Filter the listing below, copying every line in which the word "slæt" appears.

==== Material provided

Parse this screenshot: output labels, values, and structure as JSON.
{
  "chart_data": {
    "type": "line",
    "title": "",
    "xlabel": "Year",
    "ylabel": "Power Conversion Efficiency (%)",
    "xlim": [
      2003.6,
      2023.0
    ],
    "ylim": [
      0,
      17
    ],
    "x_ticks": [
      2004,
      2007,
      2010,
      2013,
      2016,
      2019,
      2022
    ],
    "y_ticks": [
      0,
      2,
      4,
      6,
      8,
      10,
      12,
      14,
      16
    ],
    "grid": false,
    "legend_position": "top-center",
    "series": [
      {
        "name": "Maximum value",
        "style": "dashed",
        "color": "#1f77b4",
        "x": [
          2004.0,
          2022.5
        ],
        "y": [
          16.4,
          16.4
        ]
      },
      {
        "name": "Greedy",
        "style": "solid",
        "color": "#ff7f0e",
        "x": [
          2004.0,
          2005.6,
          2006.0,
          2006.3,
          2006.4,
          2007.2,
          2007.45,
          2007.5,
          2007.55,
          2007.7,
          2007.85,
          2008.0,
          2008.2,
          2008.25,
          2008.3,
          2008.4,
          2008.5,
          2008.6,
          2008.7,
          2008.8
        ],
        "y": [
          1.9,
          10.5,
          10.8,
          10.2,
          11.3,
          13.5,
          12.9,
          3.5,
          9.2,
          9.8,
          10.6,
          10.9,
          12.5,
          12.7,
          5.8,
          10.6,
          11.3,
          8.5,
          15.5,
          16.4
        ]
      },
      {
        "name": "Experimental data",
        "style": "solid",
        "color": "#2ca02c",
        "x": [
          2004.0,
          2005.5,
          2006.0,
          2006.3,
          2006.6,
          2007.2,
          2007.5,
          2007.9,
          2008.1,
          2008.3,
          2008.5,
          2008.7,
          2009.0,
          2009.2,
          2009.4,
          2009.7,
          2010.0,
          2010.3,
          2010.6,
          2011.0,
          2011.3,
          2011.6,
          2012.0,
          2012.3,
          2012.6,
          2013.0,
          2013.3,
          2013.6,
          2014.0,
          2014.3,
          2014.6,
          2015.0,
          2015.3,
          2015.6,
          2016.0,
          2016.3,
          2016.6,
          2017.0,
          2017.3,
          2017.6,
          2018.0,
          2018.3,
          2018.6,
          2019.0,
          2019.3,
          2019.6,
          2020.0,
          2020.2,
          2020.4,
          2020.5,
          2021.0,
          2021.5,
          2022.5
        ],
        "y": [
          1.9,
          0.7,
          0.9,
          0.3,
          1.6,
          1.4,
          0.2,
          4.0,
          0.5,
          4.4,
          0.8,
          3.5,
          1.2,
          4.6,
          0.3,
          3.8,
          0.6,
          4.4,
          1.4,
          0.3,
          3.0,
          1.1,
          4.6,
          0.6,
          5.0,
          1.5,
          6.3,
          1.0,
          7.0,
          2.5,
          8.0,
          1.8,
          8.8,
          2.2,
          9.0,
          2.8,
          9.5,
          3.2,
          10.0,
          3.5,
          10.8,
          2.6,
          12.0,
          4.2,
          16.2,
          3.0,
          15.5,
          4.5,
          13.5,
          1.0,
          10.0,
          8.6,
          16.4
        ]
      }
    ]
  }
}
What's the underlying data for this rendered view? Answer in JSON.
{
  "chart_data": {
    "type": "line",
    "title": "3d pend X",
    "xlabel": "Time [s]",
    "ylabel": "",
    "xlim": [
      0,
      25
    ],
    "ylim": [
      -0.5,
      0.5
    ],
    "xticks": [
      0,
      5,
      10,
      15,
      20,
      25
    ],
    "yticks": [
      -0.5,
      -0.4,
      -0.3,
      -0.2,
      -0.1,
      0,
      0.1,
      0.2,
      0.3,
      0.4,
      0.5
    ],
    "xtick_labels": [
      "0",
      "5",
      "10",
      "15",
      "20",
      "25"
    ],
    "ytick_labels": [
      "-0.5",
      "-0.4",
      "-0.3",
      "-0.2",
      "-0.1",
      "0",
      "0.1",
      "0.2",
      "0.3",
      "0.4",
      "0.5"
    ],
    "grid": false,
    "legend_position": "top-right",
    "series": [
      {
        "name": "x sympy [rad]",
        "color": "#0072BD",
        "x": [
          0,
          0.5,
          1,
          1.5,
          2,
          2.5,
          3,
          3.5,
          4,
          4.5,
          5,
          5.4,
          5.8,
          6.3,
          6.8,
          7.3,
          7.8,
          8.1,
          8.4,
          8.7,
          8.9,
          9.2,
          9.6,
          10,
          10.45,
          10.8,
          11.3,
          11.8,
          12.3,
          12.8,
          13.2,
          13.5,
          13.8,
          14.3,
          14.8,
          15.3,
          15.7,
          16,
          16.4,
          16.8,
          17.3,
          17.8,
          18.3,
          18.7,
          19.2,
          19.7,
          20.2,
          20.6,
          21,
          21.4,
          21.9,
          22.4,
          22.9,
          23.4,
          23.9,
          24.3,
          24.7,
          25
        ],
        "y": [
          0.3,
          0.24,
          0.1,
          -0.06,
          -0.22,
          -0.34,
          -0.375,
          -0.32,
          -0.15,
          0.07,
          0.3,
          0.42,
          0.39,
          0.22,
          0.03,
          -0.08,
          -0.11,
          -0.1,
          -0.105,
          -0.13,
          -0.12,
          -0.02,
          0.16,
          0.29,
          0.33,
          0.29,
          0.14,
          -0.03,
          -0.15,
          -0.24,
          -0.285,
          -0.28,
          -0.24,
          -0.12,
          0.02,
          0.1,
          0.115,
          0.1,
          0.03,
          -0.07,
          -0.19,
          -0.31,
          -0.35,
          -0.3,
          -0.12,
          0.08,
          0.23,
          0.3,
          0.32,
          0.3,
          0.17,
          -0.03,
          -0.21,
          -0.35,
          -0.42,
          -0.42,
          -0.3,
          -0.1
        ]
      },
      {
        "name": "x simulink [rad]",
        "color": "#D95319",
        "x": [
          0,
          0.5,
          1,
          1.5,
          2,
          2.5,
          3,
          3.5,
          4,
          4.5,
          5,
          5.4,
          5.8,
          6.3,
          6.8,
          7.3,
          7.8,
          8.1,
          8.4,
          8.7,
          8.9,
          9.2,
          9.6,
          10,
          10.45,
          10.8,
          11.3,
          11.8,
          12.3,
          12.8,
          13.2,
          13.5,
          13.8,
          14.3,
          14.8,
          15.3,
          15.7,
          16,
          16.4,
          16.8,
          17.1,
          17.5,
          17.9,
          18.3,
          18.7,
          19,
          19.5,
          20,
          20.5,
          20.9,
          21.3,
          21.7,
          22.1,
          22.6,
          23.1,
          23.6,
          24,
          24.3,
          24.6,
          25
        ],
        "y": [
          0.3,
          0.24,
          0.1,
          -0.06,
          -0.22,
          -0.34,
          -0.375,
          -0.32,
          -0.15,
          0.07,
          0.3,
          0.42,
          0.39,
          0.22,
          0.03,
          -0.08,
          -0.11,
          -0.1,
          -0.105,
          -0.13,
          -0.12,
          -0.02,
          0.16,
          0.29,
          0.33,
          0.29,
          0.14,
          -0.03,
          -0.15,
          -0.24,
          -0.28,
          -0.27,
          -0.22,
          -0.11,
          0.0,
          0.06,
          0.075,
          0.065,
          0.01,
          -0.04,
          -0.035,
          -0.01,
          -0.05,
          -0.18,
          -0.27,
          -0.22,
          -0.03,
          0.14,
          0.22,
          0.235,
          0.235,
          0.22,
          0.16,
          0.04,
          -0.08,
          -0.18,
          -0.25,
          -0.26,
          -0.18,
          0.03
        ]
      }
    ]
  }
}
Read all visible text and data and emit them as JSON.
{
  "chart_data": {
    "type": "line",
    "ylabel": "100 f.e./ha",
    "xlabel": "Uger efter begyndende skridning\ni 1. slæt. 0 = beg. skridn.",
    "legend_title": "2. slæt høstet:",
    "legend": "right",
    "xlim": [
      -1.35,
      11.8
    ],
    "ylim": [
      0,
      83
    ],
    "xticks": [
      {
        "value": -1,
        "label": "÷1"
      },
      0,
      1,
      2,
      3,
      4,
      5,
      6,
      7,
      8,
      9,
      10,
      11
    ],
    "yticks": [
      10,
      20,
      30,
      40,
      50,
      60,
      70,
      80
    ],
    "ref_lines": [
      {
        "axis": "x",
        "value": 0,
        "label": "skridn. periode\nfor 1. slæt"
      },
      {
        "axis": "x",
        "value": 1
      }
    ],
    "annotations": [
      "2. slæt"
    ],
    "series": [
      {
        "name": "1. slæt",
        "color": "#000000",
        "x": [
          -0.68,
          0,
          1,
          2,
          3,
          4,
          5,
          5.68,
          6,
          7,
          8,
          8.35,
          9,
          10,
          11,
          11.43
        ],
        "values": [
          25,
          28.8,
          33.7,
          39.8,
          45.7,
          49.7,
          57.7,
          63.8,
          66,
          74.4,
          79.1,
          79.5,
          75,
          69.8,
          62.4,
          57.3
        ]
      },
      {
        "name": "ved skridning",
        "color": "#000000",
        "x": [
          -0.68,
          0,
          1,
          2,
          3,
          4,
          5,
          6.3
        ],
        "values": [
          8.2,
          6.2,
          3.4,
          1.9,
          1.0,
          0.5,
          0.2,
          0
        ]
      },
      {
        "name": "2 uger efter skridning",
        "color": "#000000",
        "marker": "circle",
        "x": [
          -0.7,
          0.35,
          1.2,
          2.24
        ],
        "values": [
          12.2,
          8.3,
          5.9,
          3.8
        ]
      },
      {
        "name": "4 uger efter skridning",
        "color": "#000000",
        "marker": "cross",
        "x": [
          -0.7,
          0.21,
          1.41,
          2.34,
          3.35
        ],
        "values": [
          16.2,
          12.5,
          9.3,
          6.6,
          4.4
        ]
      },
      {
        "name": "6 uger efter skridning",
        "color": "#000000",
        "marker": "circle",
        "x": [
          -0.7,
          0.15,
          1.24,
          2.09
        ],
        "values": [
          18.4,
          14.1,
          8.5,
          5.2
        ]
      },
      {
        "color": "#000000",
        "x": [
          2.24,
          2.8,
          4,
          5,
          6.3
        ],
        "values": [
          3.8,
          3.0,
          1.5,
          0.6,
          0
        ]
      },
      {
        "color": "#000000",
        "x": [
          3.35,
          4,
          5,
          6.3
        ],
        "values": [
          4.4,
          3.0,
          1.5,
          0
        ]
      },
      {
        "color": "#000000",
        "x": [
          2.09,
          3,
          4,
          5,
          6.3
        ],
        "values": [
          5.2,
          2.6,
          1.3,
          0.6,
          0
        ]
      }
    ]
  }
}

========

- **Full solution**:
    "xlabel": "Uger efter begyndende skridning\ni 1. slæt. 0 = beg. skridn.",
    "legend_title": "2. slæt høstet:",
        "label": "skridn. periode\nfor 1. slæt"
      "2. slæt"
        "name": "1. slæt",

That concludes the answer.